> [DATA LINES]
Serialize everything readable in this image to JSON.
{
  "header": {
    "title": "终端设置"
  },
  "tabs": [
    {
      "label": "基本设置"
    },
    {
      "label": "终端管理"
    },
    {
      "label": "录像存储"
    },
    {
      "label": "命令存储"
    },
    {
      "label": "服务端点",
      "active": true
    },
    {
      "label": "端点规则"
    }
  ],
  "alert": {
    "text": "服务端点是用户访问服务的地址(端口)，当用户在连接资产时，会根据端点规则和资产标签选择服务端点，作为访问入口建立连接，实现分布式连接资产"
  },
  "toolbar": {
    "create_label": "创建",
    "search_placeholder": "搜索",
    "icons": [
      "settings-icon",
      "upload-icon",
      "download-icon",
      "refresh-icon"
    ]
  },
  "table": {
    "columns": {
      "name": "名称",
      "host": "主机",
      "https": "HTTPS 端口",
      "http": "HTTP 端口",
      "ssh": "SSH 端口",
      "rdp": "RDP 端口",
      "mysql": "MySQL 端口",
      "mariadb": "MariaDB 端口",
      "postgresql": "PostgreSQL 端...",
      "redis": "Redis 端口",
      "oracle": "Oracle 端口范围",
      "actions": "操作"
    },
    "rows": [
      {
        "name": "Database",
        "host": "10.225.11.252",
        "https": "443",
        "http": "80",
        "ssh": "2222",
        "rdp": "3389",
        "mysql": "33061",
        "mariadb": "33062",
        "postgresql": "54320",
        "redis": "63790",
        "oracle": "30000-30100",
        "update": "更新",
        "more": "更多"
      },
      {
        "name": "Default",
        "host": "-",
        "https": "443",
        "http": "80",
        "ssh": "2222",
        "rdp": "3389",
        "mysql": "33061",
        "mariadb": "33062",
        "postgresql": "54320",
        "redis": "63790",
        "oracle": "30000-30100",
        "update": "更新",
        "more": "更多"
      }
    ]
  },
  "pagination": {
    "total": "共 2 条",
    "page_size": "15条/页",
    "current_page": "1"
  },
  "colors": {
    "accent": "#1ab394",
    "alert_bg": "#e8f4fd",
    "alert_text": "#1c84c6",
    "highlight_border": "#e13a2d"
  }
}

==

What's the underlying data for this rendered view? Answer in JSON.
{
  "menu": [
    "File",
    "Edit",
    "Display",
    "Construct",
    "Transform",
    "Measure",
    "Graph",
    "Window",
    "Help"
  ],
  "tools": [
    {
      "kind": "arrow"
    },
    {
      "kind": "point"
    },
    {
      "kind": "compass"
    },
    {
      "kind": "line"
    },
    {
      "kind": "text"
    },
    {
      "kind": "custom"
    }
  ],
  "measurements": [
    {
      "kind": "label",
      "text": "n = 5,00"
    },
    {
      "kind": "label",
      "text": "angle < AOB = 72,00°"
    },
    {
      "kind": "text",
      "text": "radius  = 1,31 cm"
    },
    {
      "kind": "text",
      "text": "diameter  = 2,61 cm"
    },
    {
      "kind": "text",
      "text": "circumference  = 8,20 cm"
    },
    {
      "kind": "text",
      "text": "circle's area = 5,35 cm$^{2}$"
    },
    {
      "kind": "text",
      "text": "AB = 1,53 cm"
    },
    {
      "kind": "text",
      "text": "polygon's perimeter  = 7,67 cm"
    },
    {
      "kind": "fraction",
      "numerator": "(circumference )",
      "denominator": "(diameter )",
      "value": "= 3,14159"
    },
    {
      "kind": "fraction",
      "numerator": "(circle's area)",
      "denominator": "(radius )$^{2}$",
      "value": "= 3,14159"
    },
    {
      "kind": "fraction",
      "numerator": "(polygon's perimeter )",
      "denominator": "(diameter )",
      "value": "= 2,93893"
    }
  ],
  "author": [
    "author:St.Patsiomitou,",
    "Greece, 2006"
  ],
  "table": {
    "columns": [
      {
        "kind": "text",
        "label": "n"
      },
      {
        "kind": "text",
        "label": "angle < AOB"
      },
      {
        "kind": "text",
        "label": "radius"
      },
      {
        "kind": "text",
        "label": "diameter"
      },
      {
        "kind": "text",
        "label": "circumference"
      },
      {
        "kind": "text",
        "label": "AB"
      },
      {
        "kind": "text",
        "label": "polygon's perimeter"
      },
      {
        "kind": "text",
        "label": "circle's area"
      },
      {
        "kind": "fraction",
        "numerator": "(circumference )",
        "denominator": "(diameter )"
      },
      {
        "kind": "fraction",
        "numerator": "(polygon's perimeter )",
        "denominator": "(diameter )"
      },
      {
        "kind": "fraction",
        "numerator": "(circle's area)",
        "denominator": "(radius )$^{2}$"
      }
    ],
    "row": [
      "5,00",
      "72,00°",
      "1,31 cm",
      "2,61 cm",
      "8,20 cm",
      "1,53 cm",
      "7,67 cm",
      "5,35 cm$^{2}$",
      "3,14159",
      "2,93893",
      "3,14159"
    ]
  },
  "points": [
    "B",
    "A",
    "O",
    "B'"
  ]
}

* * *

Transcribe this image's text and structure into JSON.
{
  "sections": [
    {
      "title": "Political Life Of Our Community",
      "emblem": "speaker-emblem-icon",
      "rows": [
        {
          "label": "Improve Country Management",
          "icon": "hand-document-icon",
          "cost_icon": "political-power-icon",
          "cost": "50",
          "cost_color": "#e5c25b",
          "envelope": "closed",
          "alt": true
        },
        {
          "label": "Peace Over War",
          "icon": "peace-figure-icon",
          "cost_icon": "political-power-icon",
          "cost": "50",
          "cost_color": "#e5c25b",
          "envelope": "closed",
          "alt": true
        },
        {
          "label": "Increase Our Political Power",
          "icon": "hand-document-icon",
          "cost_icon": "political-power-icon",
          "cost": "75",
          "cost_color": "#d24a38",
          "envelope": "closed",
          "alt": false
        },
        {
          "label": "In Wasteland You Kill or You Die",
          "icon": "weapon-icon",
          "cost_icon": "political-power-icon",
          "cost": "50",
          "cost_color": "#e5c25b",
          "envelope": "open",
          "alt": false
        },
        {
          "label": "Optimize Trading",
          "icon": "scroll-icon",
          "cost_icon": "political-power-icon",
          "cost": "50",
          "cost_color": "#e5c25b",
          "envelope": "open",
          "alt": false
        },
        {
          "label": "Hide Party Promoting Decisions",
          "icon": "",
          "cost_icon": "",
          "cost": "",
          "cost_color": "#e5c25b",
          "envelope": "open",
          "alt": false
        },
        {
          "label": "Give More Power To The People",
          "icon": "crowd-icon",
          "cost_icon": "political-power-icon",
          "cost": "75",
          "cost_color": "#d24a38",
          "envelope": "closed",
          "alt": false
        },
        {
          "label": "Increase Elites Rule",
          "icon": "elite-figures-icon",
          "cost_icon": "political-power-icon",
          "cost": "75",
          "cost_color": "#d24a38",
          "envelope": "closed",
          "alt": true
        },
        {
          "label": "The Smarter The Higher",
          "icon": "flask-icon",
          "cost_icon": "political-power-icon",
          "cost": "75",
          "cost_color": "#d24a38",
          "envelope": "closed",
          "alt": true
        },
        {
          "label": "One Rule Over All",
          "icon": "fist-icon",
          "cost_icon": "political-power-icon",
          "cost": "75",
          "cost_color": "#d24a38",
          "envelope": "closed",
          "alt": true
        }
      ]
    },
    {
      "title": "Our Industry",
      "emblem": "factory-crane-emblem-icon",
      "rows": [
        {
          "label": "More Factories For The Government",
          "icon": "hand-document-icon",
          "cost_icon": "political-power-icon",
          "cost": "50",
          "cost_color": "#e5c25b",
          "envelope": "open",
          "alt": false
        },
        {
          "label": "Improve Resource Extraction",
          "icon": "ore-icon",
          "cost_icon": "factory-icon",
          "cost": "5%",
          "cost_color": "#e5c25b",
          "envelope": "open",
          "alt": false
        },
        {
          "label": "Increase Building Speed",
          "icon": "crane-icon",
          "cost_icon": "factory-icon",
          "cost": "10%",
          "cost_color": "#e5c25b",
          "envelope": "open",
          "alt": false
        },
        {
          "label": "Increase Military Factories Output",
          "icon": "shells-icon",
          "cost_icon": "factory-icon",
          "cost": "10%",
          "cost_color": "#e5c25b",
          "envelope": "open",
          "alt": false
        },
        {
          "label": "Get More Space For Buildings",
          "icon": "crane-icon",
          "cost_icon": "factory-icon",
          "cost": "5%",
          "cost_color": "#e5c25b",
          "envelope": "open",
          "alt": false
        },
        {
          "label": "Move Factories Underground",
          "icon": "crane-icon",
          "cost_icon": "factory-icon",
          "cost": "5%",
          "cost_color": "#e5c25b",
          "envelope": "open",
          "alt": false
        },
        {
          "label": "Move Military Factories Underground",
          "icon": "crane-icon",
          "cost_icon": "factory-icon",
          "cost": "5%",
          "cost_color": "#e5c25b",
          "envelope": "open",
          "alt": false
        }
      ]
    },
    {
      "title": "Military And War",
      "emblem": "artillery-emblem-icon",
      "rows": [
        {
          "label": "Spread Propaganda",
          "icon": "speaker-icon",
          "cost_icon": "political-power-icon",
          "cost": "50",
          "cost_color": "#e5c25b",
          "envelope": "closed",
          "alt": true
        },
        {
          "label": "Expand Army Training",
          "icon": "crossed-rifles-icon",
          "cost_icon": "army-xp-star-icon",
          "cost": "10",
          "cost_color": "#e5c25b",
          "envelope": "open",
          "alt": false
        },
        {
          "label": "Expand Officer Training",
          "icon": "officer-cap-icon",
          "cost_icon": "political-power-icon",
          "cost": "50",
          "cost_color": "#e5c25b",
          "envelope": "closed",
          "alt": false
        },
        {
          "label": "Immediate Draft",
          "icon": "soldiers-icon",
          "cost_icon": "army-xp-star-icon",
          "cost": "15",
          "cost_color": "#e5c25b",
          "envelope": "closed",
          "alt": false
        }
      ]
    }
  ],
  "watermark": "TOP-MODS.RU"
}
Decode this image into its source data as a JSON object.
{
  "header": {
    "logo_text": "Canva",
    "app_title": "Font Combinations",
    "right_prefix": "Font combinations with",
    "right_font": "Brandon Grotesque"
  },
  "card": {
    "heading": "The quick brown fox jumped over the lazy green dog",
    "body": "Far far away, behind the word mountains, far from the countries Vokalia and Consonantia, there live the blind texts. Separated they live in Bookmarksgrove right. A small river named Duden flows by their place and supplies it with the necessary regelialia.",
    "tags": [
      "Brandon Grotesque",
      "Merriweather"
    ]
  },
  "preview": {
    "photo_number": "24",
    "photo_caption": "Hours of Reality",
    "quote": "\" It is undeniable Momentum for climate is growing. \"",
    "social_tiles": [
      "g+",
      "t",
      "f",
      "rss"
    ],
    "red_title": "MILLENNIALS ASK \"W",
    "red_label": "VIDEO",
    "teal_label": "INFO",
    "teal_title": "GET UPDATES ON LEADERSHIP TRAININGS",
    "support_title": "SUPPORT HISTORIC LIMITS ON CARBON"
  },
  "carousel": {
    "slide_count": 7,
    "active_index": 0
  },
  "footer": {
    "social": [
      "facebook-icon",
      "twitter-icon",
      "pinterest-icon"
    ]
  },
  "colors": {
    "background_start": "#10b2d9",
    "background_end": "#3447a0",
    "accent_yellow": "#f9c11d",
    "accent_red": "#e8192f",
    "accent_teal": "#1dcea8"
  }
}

> [YOUR INSTRUCTIONS]
Report how many lines of the data hold the string "Move"; give only the number.

> [EXERCISE OUTPUT]
2